_SOURCE DOCUMENT_
================================

Flowers to brighten these chill darker days are an invaluable commodity in the garden, and few are more welcome nor so colourful as the Hellebore. There is the myriad variety of colours and flower forms of the Lenten Rose (Hellebore hybridus), bold architectural foliage and flower of the Corsican Hellebore (H. argutifolius), and Christmas rose hybrids of Hellebore niger – premium plants from the Hellebore Gold Collection which include their Snow Roses whose showy flowers mature from whites and creams to dusky pinks or jade-green – and so many more from of the 20 or so species and their hybrids, many that are happy in sun or usefully tolerant of woodland shade. These delightful, tough and reliable evergreen perennials should find a place in every garden, looking good right through until Spring.
Here’s a snapshot of some of the varieties out and about now seen at RHS Wisley yesterday – and in the months ahead their numbers will surely increase as these stalwart plants have a part to play in the garden (and in deep pots where I grow many) right through until early Spring.
The Harvington Hybrids included in the gallery above have some of the most enchanting colours and forms, especially the ruffled doubles and moodier tones. Their heads may nod on slender stems, but they repay a closer look at their astounding details.
The Hellebore Gold Collection include pure white hybrids of Hellebore niger, their range of Snow Roses and new Lenten Roses. From their website – https://www.helleborus.de/en/helleborus-gold-collectionr/
Virtually no other plant can compete with the legends and myths that have sprung up around the Christmas Rose (Helleborus niger). It is mentioned in the earliest tales told by man. In Europe, the early Teutons, for example, considered it to be a sacred flower.
In the Middle Ages, people ascribed all sorts of curative properties and magical powers to the plant.
It is native to the European Eastern Limestone Alps and one of the oldest cultivated plants we know.
Christmas Roses in the Helleborus Gold Collection® are fully hardy, low-care and very long-lived evergreen perennials. Withstanding cold spells and snow, the Christmas Rose varieties produce dazzling white flowers all winter long. The gorgeous winter bloomers are perfect for the garden as well as being used as a charming container plant on balconies and terraces. The White Christmas® variety is ideal for floral decorations in living rooms and conservatories.

================================

_MATERIAL_
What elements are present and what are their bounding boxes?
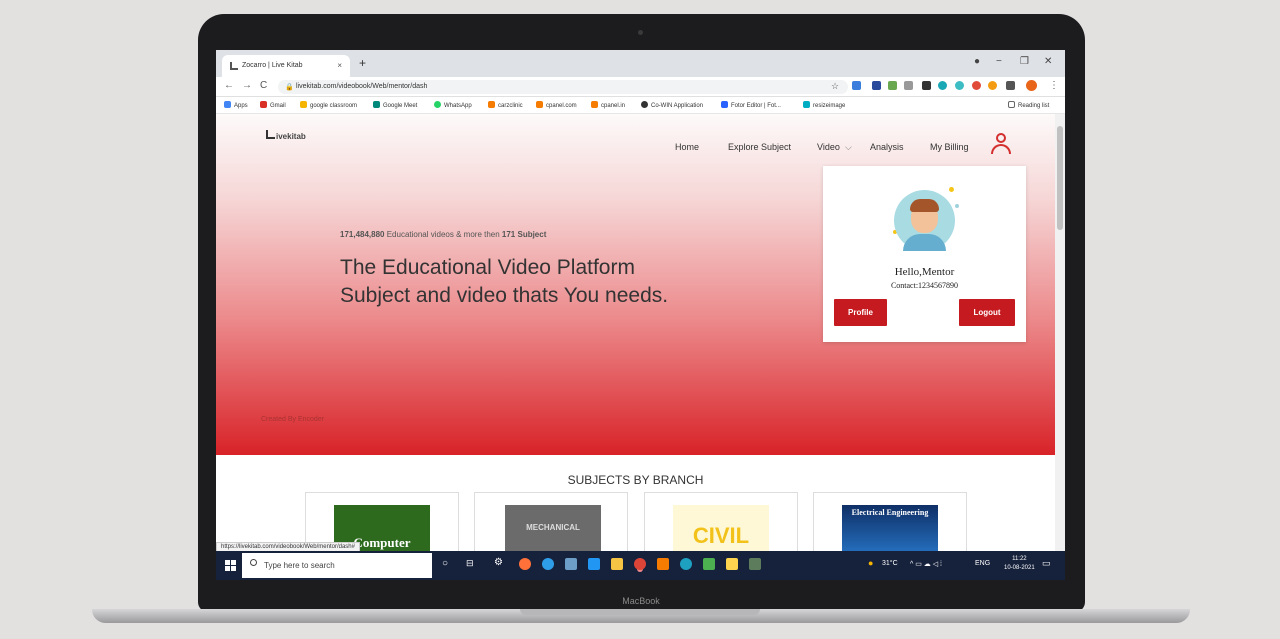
- account-avatar-icon[interactable]: [1026, 80, 1037, 91]
- logout-button[interactable]: Logout: [959, 299, 1015, 326]
- forward-button[interactable]: →: [242, 80, 252, 91]
- bookmark-cowin[interactable]: Co-WIN Application: [641, 101, 703, 109]
- extension-icon[interactable]: [904, 81, 913, 90]
- vlc-icon[interactable]: [657, 558, 669, 570]
- nav-analysis[interactable]: Analysis: [870, 142, 904, 152]
- web-page: ivekitab Home Explore Subject Video ⌵ An…: [216, 114, 1055, 580]
- scrollbar-thumb[interactable]: [1057, 126, 1063, 230]
- task-view-icon[interactable]: ⊟: [466, 558, 474, 569]
- bookmark-cpanel-in[interactable]: cpanel.in: [591, 101, 625, 109]
- extension-icon[interactable]: [888, 81, 897, 90]
- minimize-button[interactable]: −: [996, 56, 1002, 67]
- browser-toolbar: ← → C 🔒 livekitab.com/videobook/Web/ment…: [216, 77, 1065, 97]
- weather-temperature[interactable]: 31°C: [882, 560, 898, 567]
- nav-my-billing[interactable]: My Billing: [930, 142, 969, 152]
- subjects-heading: SUBJECTS BY BRANCH: [567, 473, 704, 487]
- screen: Zocarro | Live Kitab × + ● − ❐ ✕ ← → C 🔒…: [216, 50, 1065, 580]
- laptop-hinge-notch: [520, 609, 760, 615]
- site-logo[interactable]: ivekitab: [266, 130, 306, 141]
- tray-icons[interactable]: ^ ▭ ☁ ◁ ⁞: [910, 560, 942, 568]
- logo-mark-icon: [266, 130, 275, 139]
- app-icon[interactable]: [749, 558, 761, 570]
- extension-icon[interactable]: [922, 81, 931, 90]
- taskbar-search-input[interactable]: Type here to search: [242, 553, 432, 578]
- bookmark-apps[interactable]: Apps: [224, 101, 248, 109]
- back-button[interactable]: ←: [224, 80, 234, 91]
- bookmark-google-meet[interactable]: Google Meet: [373, 101, 417, 109]
- laptop-brand-label: MacBook: [622, 596, 660, 606]
- reading-list-button[interactable]: Reading list: [1008, 101, 1049, 109]
- windows-start-icon[interactable]: [225, 560, 237, 572]
- windows-taskbar: Type here to search ○ ⊟ ⚙ ● 31°C ^ ▭ ☁ ◁…: [216, 551, 1065, 580]
- profile-button[interactable]: Profile: [834, 299, 887, 326]
- avatar: [894, 190, 955, 251]
- extension-icon[interactable]: [872, 81, 881, 90]
- menu-dots-icon[interactable]: ⋮: [1049, 80, 1059, 91]
- extension-icon[interactable]: [972, 81, 981, 90]
- tab-close-icon[interactable]: ×: [337, 61, 342, 70]
- hero-title: The Educational Video Platform Subject a…: [340, 256, 669, 307]
- edge-icon[interactable]: [680, 558, 692, 570]
- site-favicon-icon: [230, 62, 238, 70]
- chevron-down-icon[interactable]: ⌵: [845, 142, 852, 153]
- chrome-icon[interactable]: [634, 558, 646, 570]
- weather-sun-icon[interactable]: ●: [868, 558, 873, 568]
- profile-dropdown: Hello,Mentor Contact:1234567890 Profile …: [823, 166, 1026, 342]
- profile-dot-icon[interactable]: ●: [974, 56, 980, 67]
- taskbar-clock[interactable]: 11:22 10-08-2021: [1004, 555, 1035, 573]
- settings-gear-icon[interactable]: ⚙: [494, 557, 503, 568]
- address-url: livekitab.com/videobook/Web/mentor/dash: [296, 83, 428, 90]
- bookmark-google-classroom[interactable]: google classroom: [300, 101, 357, 109]
- bookmarks-bar: Apps Gmail google classroom Google Meet …: [216, 97, 1065, 114]
- contact-number: Contact:1234567890: [890, 281, 959, 290]
- file-explorer-icon[interactable]: [611, 558, 623, 570]
- browser-tab[interactable]: Zocarro | Live Kitab ×: [222, 55, 350, 77]
- bookmark-gmail[interactable]: Gmail: [260, 101, 286, 109]
- language-indicator[interactable]: ENG: [975, 560, 990, 567]
- extension-icon[interactable]: [938, 81, 947, 90]
- app-icon[interactable]: [542, 558, 554, 570]
- tab-title: Zocarro | Live Kitab: [242, 62, 303, 69]
- bookmark-star-icon[interactable]: ☆: [831, 81, 839, 92]
- webcam: [638, 30, 643, 35]
- hero-stats: 171,484,880 Educational videos & more th…: [340, 230, 547, 239]
- credit-text: Created By Encoder: [261, 416, 325, 423]
- greeting: Hello,Mentor: [894, 266, 955, 278]
- store-icon[interactable]: [726, 558, 738, 570]
- browser-tab-strip: Zocarro | Live Kitab × + ● − ❐ ✕: [216, 50, 1065, 77]
- firefox-icon[interactable]: [519, 558, 531, 570]
- bookmark-resizeimage[interactable]: resizeimage: [803, 101, 845, 109]
- bookmark-whatsapp[interactable]: WhatsApp: [434, 101, 472, 109]
- address-bar[interactable]: 🔒 livekitab.com/videobook/Web/mentor/das…: [278, 80, 848, 94]
- bookmark-carzclinic[interactable]: carzclinic: [488, 101, 523, 109]
- cortana-icon[interactable]: ○: [442, 558, 448, 569]
- app-icon[interactable]: [703, 558, 715, 570]
- close-window-button[interactable]: ✕: [1044, 56, 1052, 67]
- extension-icon[interactable]: [852, 81, 861, 90]
- user-account-icon[interactable]: [991, 133, 1011, 155]
- new-tab-button[interactable]: +: [359, 56, 366, 70]
- notifications-icon[interactable]: ▭: [1042, 558, 1051, 569]
- nav-home[interactable]: Home: [675, 142, 699, 152]
- bookmark-cpanel-com[interactable]: cpanel.com: [536, 101, 577, 109]
- reload-button[interactable]: C: [260, 80, 267, 91]
- app-icon[interactable]: [565, 558, 577, 570]
- restore-button[interactable]: ❐: [1020, 56, 1029, 67]
- video-count: 171,484,880: [340, 230, 385, 239]
- nav-video[interactable]: Video: [817, 142, 840, 152]
- bookmark-fotor[interactable]: Fotor Editor | Fot...: [721, 101, 781, 109]
- app-icon[interactable]: [588, 558, 600, 570]
- nav-explore-subject[interactable]: Explore Subject: [728, 142, 791, 152]
- lock-icon: 🔒: [285, 84, 294, 91]
- extension-icon[interactable]: [955, 81, 964, 90]
- search-icon: [250, 559, 257, 566]
- extension-icon[interactable]: [988, 81, 997, 90]
- extensions-puzzle-icon[interactable]: [1006, 81, 1015, 90]
- subject-count: 171 Subject: [501, 230, 547, 239]
- hero-section: ivekitab Home Explore Subject Video ⌵ An…: [216, 114, 1055, 455]
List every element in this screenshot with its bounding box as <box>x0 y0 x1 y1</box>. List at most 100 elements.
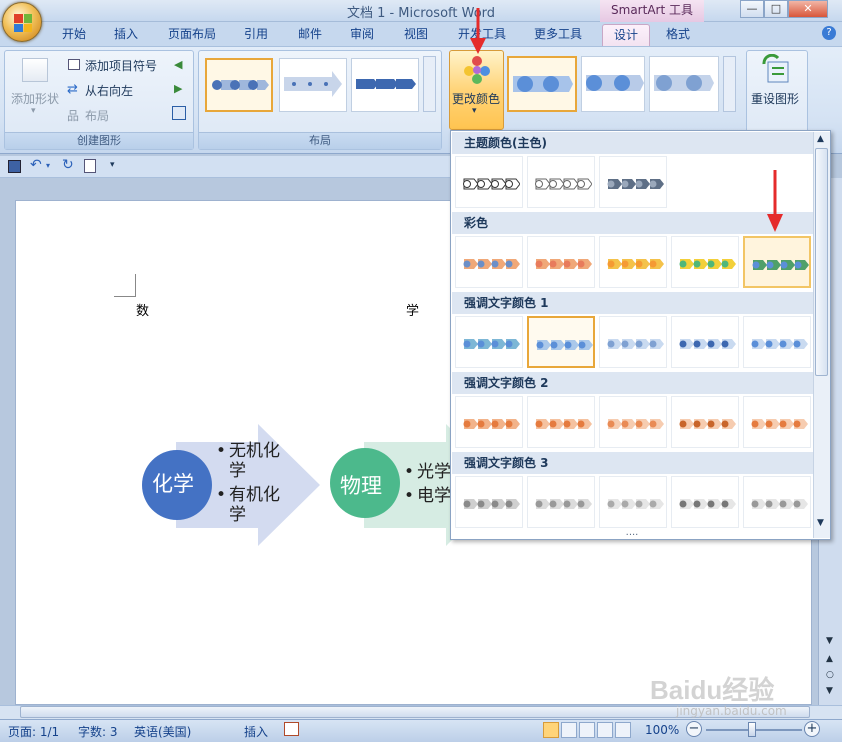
preview-dot <box>535 420 543 428</box>
color-option-preview <box>463 178 520 190</box>
color-option-swatch[interactable] <box>671 476 739 528</box>
status-insert-mode[interactable]: 插入 <box>244 723 268 740</box>
color-option-swatch[interactable] <box>671 396 739 448</box>
color-option-swatch[interactable] <box>455 476 523 528</box>
change-colors-icon <box>462 54 492 84</box>
dropdown-scroll-thumb[interactable] <box>815 148 828 376</box>
preview-dot <box>693 340 701 348</box>
change-colors-label: 更改颜色 <box>452 92 501 106</box>
color-option-swatch[interactable] <box>599 476 667 528</box>
zoom-out-button[interactable]: − <box>686 721 702 737</box>
color-option-swatch[interactable] <box>455 316 523 368</box>
color-option-swatch[interactable] <box>455 396 523 448</box>
margin-mark-horizontal <box>114 296 136 297</box>
tab-view[interactable]: 视图 <box>394 24 438 46</box>
dropdown-scroll-up-icon[interactable]: ▲ <box>817 134 824 144</box>
tab-page-layout[interactable]: 页面布局 <box>160 24 224 46</box>
browse-object-icon[interactable]: ○ <box>826 670 834 680</box>
layout-gallery-scrollbar[interactable] <box>423 56 436 112</box>
redo-icon[interactable]: ↻ <box>62 157 74 173</box>
zoom-level[interactable]: 100% <box>645 723 679 737</box>
close-button[interactable]: ✕ <box>788 0 828 18</box>
color-option-swatch[interactable] <box>671 316 739 368</box>
zoom-in-button[interactable]: + <box>804 721 820 737</box>
annotation-arrow-1 <box>470 8 486 54</box>
macro-record-icon[interactable] <box>284 722 299 736</box>
next-page-icon[interactable]: ▼ <box>826 686 833 696</box>
preview-dot <box>679 340 687 348</box>
help-icon[interactable]: ? <box>822 26 836 40</box>
color-option-swatch[interactable] <box>527 396 595 448</box>
dropdown-scrollbar[interactable]: ▲ ▼ <box>813 132 830 538</box>
style-gallery-scrollbar[interactable] <box>723 56 736 112</box>
maximize-button[interactable]: □ <box>764 0 788 18</box>
add-bullet-button[interactable]: 添加项目符号 <box>85 57 157 74</box>
tab-home[interactable]: 开始 <box>52 24 96 46</box>
customize-qat-icon[interactable]: ▾ <box>110 160 115 170</box>
right-to-left-button[interactable]: 从右向左 <box>85 82 133 99</box>
color-option-swatch[interactable] <box>599 156 667 208</box>
zoom-slider-thumb[interactable] <box>748 722 756 737</box>
color-option-swatch[interactable] <box>599 236 667 288</box>
color-option-swatch[interactable] <box>743 476 811 528</box>
smartart-style-option-2[interactable] <box>581 56 645 112</box>
tab-more-tools[interactable]: 更多工具 <box>526 24 590 46</box>
preview-dot <box>505 420 513 428</box>
smartart-style-option-1[interactable] <box>507 56 577 112</box>
office-button[interactable] <box>2 2 42 42</box>
scroll-down-icon[interactable]: ▼ <box>826 636 833 646</box>
tab-design[interactable]: 设计 <box>602 24 650 46</box>
preview-dot <box>649 340 657 348</box>
tab-references[interactable]: 引用 <box>234 24 278 46</box>
web-layout-view-icon[interactable] <box>579 722 595 738</box>
color-option-swatch[interactable] <box>455 236 523 288</box>
add-shape-button[interactable]: 添加形状 <box>11 90 59 107</box>
outline-view-icon[interactable] <box>597 722 613 738</box>
full-screen-view-icon[interactable] <box>561 722 577 738</box>
preview-dot <box>536 341 544 349</box>
layout-option-1[interactable] <box>205 58 273 112</box>
color-option-swatch[interactable] <box>671 236 739 288</box>
tab-mailings[interactable]: 邮件 <box>288 24 332 46</box>
draft-view-icon[interactable] <box>615 722 631 738</box>
prev-page-icon[interactable]: ▲ <box>826 654 833 664</box>
undo-icon[interactable]: ↶ <box>30 157 42 173</box>
print-layout-view-icon[interactable] <box>543 722 559 738</box>
status-language[interactable]: 英语(美国) <box>134 723 191 740</box>
preview-dot <box>549 180 557 188</box>
reset-graphic-button[interactable]: 重设图形 <box>751 90 799 107</box>
save-icon[interactable] <box>8 160 21 173</box>
undo-dropdown-icon[interactable]: ▾ <box>46 161 50 170</box>
print-preview-icon[interactable] <box>84 159 96 173</box>
color-option-swatch[interactable] <box>599 316 667 368</box>
annotation-arrow-2 <box>767 170 783 232</box>
color-option-swatch[interactable] <box>455 156 523 208</box>
tab-insert[interactable]: 插入 <box>104 24 148 46</box>
color-option-swatch[interactable] <box>743 316 811 368</box>
dropdown-resize-grip[interactable]: .... <box>451 527 813 538</box>
color-option-swatch[interactable] <box>527 316 595 368</box>
text-pane-icon[interactable] <box>172 106 186 120</box>
color-option-swatch[interactable] <box>527 236 595 288</box>
tab-format[interactable]: 格式 <box>656 24 700 46</box>
color-option-swatch[interactable] <box>743 396 811 448</box>
color-option-preview <box>752 260 809 270</box>
demote-icon[interactable]: ▶ <box>174 82 182 95</box>
layout-option-3[interactable] <box>351 58 419 112</box>
status-words[interactable]: 字数: 3 <box>78 723 118 740</box>
minimize-button[interactable]: — <box>740 0 764 18</box>
dropdown-scroll-down-icon[interactable]: ▼ <box>817 518 824 528</box>
promote-icon[interactable]: ◀ <box>174 58 182 71</box>
color-option-swatch[interactable] <box>743 236 811 288</box>
tab-review[interactable]: 审阅 <box>340 24 384 46</box>
smartart-style-option-3[interactable] <box>649 56 719 112</box>
color-option-swatch[interactable] <box>599 396 667 448</box>
preview-dot <box>491 260 499 268</box>
status-page[interactable]: 页面: 1/1 <box>8 723 59 740</box>
preview-dot <box>635 180 643 188</box>
color-option-preview <box>535 419 592 429</box>
color-option-swatch[interactable] <box>527 476 595 528</box>
color-option-swatch[interactable] <box>527 156 595 208</box>
layout-option-2[interactable] <box>279 58 347 112</box>
layout-button[interactable]: 布局 <box>85 107 109 124</box>
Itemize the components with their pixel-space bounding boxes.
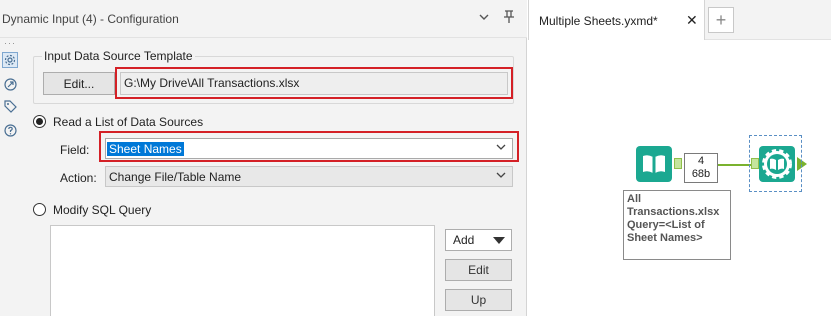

================================

_TASKS TO CARRY OUT_
• 1. From the hellebore article, list every plant given with a common name followed by a botanical name in parentheses, and include both names for each.
• 2. Please carry the hellebore article on past its final sentence.

_ANSWERS TO THE EXERCISE_
• 1.
Lenten Rose (Hellebore hybridus)
Corsican Hellebore (H. argutifolius)
Christmas Rose (Helleborus niger)

• 2.
Snow Roses combine the positive qualities of their parents: the properties of the Christmas Rose and of Mediterranean Helleborus species such as the Corsican (Helleborus argutifolius) and the Balearic or blue-grey hellebore (Helleborus lividus), whose names indicate their provenance.
Their charming appeal and ability to withstand inclement winter weather come from the Christmas Rose. In the summer on the other hand, they benefit from their Mediterranean parents’ ability to cope with the heat and the sun. They do well in any type of soil, and they also thrive in sunny spots.
A newcomer this year is Ice N’ Roses® (Helleborus x glandorfensis), a very special Snow Rose beauty. Its masses of giant vivid red, pink and white blooms create a blaze of colour from December well into April.
Lenten Roses (Helleborus x hybrida) have long ceased to be the insider tip for garden enthusiasts. Featuring a sheer unlimited range of shapes and colours, they also make their appearance in the cold season and flower from January well into spring.
Lenten Roses (H. x hybridus) are often incorrectly called Helleborus x orientalis. However, they stem from crossings between the oriental hellebore (Helleborus orientalis) and various other species from this genus. Their parents are mainly found in Southeast Europe, the Balkans and along the Black Sea coasts.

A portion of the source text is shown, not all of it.